-- START --

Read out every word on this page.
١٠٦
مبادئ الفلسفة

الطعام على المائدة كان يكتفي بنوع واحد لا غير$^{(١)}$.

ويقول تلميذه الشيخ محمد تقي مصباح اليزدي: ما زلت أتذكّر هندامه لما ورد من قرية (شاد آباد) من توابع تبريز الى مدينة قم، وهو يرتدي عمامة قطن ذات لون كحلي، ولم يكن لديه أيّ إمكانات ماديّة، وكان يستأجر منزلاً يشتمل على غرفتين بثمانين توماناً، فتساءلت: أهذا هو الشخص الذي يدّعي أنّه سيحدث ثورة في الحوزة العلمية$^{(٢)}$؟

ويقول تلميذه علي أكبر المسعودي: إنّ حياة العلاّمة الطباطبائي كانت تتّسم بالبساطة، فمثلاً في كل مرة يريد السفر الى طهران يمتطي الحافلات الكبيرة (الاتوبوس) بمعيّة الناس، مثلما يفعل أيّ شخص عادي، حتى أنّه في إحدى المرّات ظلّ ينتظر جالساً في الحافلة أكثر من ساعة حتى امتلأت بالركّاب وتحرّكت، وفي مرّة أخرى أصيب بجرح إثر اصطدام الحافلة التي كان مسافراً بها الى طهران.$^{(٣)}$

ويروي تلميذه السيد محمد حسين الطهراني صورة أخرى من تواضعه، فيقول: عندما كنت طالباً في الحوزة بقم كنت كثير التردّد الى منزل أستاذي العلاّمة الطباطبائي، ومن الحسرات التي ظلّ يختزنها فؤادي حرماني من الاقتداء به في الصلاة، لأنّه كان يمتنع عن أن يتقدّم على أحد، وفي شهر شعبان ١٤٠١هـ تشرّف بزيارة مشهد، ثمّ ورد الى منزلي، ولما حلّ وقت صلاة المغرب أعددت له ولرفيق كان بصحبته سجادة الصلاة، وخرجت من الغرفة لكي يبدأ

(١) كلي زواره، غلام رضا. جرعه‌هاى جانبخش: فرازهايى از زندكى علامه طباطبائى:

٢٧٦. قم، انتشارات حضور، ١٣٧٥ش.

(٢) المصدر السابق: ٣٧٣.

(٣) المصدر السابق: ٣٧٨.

-- END --

Your instructions: Search the records for the string "السابق" and return every line in which it occurs.

Task answer:
(٢) المصدر السابق: ٣٧٣.
(٣) المصدر السابق: ٣٧٨.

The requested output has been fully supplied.